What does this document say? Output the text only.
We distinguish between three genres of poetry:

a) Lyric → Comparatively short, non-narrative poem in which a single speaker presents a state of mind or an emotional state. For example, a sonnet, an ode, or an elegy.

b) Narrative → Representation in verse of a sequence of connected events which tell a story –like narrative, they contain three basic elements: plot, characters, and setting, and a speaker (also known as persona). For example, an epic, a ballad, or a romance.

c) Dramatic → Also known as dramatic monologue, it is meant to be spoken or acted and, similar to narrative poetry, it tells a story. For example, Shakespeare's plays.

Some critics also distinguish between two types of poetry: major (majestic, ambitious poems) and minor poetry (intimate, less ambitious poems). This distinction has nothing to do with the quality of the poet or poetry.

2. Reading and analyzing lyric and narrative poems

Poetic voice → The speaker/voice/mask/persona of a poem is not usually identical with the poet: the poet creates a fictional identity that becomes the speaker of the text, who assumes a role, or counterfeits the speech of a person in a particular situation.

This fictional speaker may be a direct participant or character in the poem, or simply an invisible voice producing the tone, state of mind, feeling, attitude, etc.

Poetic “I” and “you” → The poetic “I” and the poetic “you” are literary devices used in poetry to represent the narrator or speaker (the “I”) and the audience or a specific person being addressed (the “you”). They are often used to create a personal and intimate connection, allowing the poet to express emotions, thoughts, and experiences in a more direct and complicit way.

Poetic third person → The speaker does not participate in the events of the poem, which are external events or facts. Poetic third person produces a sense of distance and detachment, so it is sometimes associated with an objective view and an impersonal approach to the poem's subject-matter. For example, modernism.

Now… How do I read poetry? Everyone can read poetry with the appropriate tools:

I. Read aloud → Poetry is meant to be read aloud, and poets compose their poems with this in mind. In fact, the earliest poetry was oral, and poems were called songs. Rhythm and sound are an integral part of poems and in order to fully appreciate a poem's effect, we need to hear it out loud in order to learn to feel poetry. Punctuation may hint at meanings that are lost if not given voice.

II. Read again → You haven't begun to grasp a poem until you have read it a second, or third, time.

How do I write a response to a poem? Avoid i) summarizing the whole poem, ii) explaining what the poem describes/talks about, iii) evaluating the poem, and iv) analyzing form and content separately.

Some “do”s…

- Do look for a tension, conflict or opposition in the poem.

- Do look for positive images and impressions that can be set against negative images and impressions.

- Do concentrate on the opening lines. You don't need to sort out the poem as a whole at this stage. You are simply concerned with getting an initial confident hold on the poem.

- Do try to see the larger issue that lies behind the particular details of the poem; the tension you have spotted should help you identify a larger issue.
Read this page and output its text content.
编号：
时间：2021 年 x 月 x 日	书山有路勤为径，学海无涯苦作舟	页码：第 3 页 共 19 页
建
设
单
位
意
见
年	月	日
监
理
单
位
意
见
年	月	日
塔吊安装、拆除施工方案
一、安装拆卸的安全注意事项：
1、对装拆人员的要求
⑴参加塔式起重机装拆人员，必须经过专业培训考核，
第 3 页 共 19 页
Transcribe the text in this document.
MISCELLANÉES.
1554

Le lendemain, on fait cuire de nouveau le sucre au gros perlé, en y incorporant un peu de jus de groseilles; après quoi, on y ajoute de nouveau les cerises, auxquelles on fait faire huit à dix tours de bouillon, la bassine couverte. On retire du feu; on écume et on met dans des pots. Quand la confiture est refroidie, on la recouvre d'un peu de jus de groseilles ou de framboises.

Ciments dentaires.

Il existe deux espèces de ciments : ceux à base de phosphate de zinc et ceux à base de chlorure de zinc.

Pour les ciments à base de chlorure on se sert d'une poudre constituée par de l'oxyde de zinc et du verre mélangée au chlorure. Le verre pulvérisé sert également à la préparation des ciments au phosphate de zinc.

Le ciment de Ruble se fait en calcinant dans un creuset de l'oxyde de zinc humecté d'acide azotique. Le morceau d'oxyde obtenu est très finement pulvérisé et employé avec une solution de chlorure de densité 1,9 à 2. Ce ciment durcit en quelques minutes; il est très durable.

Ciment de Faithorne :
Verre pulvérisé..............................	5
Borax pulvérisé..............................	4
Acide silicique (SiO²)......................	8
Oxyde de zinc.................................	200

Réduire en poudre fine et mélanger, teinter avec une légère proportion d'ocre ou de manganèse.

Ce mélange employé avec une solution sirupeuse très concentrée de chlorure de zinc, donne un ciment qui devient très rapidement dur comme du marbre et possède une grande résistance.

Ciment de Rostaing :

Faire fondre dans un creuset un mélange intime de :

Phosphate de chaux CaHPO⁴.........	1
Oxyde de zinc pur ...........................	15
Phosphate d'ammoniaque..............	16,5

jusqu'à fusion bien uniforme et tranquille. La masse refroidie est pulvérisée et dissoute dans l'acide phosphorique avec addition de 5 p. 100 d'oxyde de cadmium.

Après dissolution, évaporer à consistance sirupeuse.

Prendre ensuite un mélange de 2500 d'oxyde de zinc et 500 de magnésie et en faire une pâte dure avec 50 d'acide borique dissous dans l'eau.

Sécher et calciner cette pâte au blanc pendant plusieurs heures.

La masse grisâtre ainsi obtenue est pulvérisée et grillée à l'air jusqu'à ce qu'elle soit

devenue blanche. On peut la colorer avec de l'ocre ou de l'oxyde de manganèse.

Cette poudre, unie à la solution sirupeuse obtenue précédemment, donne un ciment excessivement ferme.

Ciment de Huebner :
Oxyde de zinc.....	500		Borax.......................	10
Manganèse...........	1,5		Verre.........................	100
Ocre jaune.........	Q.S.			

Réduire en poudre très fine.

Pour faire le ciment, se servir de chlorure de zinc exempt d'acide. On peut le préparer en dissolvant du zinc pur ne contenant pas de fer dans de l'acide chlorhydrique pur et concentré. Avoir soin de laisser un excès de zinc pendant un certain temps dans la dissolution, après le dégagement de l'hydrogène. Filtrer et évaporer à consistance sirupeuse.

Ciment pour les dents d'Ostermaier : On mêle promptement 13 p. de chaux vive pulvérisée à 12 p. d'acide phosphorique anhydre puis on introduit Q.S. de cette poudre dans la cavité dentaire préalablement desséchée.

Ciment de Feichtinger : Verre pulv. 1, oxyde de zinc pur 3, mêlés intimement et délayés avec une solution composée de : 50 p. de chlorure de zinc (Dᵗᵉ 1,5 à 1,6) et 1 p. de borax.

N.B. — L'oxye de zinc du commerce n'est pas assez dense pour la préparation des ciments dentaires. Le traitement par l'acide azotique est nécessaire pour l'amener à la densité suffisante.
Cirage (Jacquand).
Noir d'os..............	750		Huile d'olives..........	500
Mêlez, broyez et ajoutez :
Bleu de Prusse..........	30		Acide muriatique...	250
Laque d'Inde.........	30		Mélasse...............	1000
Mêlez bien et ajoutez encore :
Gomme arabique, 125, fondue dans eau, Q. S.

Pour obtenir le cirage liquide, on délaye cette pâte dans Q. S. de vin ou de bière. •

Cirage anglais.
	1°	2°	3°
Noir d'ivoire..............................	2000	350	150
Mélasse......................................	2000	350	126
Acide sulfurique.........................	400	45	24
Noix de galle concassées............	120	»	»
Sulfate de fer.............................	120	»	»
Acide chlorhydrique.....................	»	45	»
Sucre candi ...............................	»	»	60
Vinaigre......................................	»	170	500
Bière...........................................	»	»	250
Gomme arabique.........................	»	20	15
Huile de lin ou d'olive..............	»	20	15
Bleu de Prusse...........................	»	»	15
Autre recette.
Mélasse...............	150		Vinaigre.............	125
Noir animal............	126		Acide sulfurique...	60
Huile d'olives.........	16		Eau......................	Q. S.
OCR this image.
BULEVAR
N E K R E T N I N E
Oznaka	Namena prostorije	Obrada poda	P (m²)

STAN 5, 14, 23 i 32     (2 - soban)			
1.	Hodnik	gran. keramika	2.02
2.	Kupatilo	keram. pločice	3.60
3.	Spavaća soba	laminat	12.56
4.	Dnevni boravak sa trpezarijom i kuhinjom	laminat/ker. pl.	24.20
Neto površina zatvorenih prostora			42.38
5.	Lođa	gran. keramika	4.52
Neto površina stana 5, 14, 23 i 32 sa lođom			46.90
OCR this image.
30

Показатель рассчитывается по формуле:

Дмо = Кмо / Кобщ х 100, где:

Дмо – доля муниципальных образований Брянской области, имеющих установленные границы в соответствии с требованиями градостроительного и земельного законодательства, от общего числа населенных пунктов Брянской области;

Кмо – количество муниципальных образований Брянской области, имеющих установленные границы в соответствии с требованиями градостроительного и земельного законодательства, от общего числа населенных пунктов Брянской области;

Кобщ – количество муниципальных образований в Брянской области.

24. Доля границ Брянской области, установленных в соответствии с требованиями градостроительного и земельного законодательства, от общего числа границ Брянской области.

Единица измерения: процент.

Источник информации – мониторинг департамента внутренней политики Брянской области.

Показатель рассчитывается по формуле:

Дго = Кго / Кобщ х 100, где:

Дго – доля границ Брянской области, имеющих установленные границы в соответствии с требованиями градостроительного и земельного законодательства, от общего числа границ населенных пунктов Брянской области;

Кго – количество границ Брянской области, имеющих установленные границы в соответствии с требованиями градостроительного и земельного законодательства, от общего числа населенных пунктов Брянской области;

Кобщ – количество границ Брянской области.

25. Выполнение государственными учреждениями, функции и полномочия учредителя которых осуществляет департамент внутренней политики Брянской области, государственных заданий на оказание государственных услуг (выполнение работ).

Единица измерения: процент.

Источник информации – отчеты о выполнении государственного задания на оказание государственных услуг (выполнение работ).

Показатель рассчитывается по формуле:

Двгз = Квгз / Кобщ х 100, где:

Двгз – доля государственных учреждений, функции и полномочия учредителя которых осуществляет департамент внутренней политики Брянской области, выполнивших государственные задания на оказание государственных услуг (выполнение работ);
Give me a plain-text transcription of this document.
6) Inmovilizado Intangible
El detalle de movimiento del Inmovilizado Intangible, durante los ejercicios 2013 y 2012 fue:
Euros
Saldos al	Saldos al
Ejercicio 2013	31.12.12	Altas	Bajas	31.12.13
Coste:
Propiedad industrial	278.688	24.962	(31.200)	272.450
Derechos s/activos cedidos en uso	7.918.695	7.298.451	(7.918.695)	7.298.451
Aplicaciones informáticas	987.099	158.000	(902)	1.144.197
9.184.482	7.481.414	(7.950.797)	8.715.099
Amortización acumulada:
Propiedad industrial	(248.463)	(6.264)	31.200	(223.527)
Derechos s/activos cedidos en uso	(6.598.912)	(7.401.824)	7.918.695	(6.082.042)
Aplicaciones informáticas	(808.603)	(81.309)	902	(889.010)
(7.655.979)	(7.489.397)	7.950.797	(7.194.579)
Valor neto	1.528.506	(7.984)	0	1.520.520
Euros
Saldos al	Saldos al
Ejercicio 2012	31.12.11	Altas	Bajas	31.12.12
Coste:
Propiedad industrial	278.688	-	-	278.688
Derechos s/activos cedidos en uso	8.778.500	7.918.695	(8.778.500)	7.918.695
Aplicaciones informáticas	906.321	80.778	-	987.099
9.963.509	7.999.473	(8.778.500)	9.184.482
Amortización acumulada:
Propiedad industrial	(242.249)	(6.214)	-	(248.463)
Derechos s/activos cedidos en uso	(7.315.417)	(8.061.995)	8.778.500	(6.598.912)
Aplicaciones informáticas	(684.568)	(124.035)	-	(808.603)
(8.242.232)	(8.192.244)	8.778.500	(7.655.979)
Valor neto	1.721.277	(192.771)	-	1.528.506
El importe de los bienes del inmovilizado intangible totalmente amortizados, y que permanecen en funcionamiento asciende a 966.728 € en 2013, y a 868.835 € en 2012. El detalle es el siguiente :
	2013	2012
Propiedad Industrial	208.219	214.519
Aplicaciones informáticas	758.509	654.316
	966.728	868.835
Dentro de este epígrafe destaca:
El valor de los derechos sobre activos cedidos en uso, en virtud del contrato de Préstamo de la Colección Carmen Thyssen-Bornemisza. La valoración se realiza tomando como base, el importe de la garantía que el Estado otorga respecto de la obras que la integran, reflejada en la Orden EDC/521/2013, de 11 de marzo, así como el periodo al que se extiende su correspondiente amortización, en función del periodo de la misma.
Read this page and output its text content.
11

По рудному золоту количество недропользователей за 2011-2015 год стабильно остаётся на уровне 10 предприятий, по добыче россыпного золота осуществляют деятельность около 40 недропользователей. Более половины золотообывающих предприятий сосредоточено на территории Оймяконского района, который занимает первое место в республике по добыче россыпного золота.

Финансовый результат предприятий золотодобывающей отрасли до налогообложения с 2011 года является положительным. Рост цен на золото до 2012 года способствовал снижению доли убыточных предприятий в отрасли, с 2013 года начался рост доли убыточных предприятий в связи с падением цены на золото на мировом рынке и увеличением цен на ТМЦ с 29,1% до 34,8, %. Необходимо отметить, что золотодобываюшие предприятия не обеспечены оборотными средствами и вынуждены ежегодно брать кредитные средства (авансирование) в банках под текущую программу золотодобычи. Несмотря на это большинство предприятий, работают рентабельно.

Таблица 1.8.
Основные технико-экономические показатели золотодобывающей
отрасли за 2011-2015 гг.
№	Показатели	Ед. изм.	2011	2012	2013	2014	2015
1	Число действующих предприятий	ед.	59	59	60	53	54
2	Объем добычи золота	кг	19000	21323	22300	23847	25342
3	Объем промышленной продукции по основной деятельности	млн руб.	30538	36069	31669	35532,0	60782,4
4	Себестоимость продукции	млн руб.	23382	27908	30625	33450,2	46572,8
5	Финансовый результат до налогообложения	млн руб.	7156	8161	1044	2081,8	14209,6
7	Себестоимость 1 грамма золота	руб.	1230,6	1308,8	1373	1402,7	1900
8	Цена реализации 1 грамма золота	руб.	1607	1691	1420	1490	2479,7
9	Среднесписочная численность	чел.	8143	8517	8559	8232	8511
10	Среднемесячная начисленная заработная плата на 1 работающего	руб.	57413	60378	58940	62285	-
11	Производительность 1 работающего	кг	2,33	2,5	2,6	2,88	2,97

* **SET EXERCISE**
Pick out and copy the lines of the material that include the word "creuset".

* **EXPECTED OUTPUT**
Le ciment de Ruble se fait en calcinant dans un creuset de l'oxyde de zinc humecté d'acide azotique. Le morceau d'oxyde obtenu est très finement pulvérisé et employé avec une solution de chlorure de densité 1,9 à 2. Ce ciment durcit en quelques minutes; il est très durable.
Faire fondre dans un creuset un mélange intime de :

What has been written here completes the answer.